From the passage on the McKinley family's years in Ohio, quote word for word the part that opens with the words containing "In 1909, both" and closes with "McKinley Memorial Library.".

PASSAGE SHOWN:
★ ★ ★ ★ ★

A stone house was built for Hughes, which would later be occupied by James McKinley and his family. Today, the site near Lisbon is in private hands and the original homestead is still intact. It was in New Lisbon that McKinley’s father met and married Nancy Allison in 1829.
Krotky relates a story during the 1890s when the local Presbyterian Church was undergoing renovations. William McKinley, at the time governor of Ohio, donated money to sponsor one of the stained-glass windows for the church in honor of his grandparents. “That window still exists in the church,” she says.
Coincidentally, the McKinley family lived in New Lisbon during the same period as Benjamin Hanna, who would emerge as a prosperous business owner of a general store. In 1837, his grandson, Marcus Alonzo Hanna, was born. In 1838, the family moved into a Federal-style house at 251 E. High St. The private dwelling, known as the Hanna-Kenty House, still stands today and was added to the National Register of Historic Places in 2001.
Krotky says that while it’s likely the McKinley and Hanna families crossed paths in Lisbon, there is no evidence that William McKinley – on trips to visit his grandparents in Lisbon – knew Mark Hanna.
“There is probably a chance, but we cannot prove that the two boys ever knew each other as children,” she says.
By the 1850s, the Hannas had relocated to Cleveland after a failed canal venture. Years later, McKinley’s and Hanna’s connection would have a profound impact on the course of American politics.
Trumbull County
McKinley’s father struck out on his own shortly after marriage and moved the family to Niles, where he managed several iron furnaces across the region.
“They really were a typical, average family,” Weiss says. McKinley’s early days would be spent playing with friends, ice skating and fishing, for example, and playing games. “One of the games they liked to play was called Ducks on a Rock,” she says. The premise was to place smaller rocks on top of larger rocks, setting them up as targets. Then, the kids would hurl stones at the targets.

The museum holds artifacts related to his early days in Niles, Weiss says. Yet it also contains a wealth of information and items dedicated to McKinley’s entire life, including his experience in nearby Poland, Ohio, his service during the Civil War, his return to Ohio and law practice in Canton, and his entrance into politics.
McKinley’s birthplace was constructed sometime during the 1830s along Main Street in Niles, and the family rented the house until they moved in 1852. According to the Niles Historical Society’s website, the house was expanded to include a grocery store, but in 1890 the home was split in two – one half of it relocated to Riverside Park on Meander Creek while the other half was relocated to another lot in Niles to house a printing press manufacturer.
In 1909, both portions of the house were acquired by Lulu Mackey, who operated a museum on land that is today McKinley Heights in Weathersfield Township. The house was destroyed by fire in 1937.
A replica of McKinley’s birthplace stands at the original Main Street site today. The house is managed by the McKinley Memorial Library.
Mahoning Influence
The McKinley family relocated to Poland in 1852, relates Larry Baughman, a trustee for the Poland Historical Society, mostly because of the village’s superior school system. “There were a couple of different log schools that he could have gone to,” he says. “We’re not 100% sure which one.”

★ ★ ★ ★ ★

COLLECTED DATA:

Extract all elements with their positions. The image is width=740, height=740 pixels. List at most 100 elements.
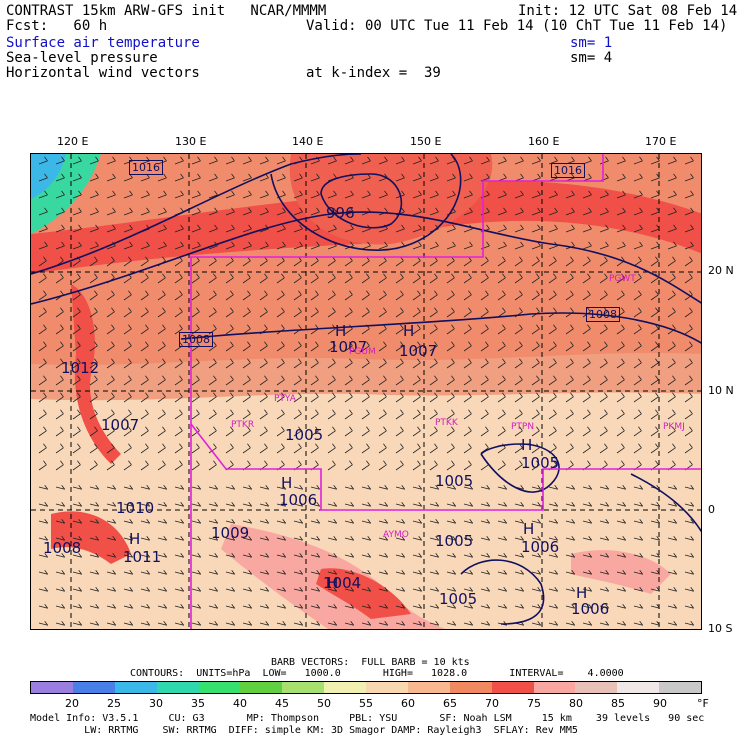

★ ★ ★ ★ ★

TASK RESULT:
In 1909, both portions of the house were acquired by Lulu Mackey, who operated a museum on land that is today McKinley Heights in Weathersfield Township. The house was destroyed by fire in 1937.
A replica of McKinley’s birthplace stands at the original Main Street site today. The house is managed by the McKinley Memorial Library.